--- Problem description ---
Answer with one number: how many lines hold "more".

--- Figure record extracts ---
---------------

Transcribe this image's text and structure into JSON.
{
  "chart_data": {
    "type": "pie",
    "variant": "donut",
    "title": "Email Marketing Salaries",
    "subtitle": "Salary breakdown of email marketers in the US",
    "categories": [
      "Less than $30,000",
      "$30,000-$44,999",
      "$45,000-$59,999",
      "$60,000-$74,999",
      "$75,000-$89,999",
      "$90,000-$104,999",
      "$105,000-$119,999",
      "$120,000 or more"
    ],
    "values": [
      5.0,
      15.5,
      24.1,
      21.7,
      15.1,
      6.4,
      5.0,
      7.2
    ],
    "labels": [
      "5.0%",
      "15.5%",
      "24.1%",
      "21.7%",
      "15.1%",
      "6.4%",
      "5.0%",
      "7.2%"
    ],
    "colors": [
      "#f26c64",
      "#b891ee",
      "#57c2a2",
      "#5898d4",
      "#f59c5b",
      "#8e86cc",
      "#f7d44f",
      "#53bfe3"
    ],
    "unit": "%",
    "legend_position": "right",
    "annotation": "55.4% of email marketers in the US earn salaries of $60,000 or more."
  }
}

---------------

--- Answer for this exercise ---
2